* Estratto del testo
┌────────
150 ORARI, LA LEGGE RALLENTA… MA LUNARDI INSISTE

Pressioni, dubbi, responsabilità, timori in un valzer lento verso il nuovo limite in autostrada. Assisteremo ad un “federalismo autostradale” delle concessionarie competenti sui singoli tratti? Ci sarà chi vorrà il nuovo limite e chi no? Con la sicurezza non si scherza!
150 ORARI, LA LEGGE RALLENTA…
MA LUNARDI INSISTE

Pressioni, dubbi, responsabilità, timori in un valzer lento verso il nuovo limite in autostrada. Assisteremo ad un “federalismo autostradale” delle concessionarie  competenti sui singoli tratti? Ci sarà chi vorrà il nuovo limite e chi no? Con la sicurezza non si scherza!

di Giordano Biserni*

(ASAPS) -  C’è tanta attesa per quel provvedimento che dovrà – una volta entrato in vigore – accelerare (che non vuol dire allungare) la vita degli italiani su 450 chilometri di autostrada: 450 chilometri di tre corsie e di statistiche infortunistiche basse; 450 chilometri di polemica tra chi – come noi – vede nel nuovo limite dei 150 (unico in Europa) uno smacco alla sicurezza e tra chi – come il ministro Lunardi – ritiene che elevare il limite non comporti un peggioramento degli standard. Anzi.
└────────
* Cosa fare
• a. Estrai dall'articolo sul limite dei 150 orari il tratto che va da "di Giordano Biserni*" fino a "degli standard. Anzi.".
• b. Ricopia parola per parola tutte le righe dell'elenco di dati qui sotto, lasciando fuori le immagini.
Il testo e l'elenco non hanno alcun legame tra loro.

* Dati forniti
┌────────
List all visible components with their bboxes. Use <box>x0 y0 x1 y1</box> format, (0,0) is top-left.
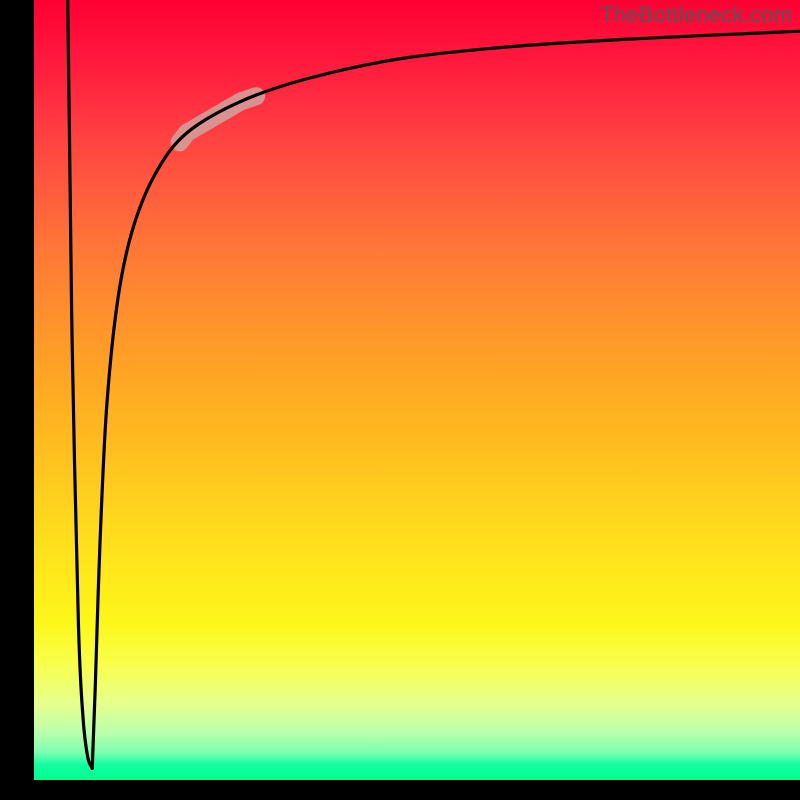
x-axis <box>0 780 800 800</box>
chart-container: TheBottleneck.com <box>0 0 800 800</box>
plot-gradient-background <box>34 0 800 780</box>
watermark-text: TheBottleneck.com <box>600 2 792 28</box>
y-axis <box>0 0 34 780</box>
└────────
* Risultati dei compiti
• a.
di Giordano Biserni*

(ASAPS) -  C’è tanta attesa per quel provvedimento che dovrà – una volta entrato in vigore – accelerare (che non vuol dire allungare) la vita degli italiani su 450 chilometri di autostrada: 450 chilometri di tre corsie e di statistiche infortunistiche basse; 450 chilometri di polemica tra chi – come noi – vede nel nuovo limite dei 150 (unico in Europa) uno smacco alla sicurezza e tra chi – come il ministro Lunardi – ritiene che elevare il limite non comporti un peggioramento degli standard. Anzi.

• b.
List all visible components with their bboxes. Use <box>x0 y0 x1 y1</box> format, (0,0) is top-left.
x-axis <box>0 780 800 800</box>
chart-container: TheBottleneck.com <box>0 0 800 800</box>
plot-gradient-background <box>34 0 800 780</box>
watermark-text: TheBottleneck.com <box>600 2 792 28</box>
y-axis <box>0 0 34 780</box>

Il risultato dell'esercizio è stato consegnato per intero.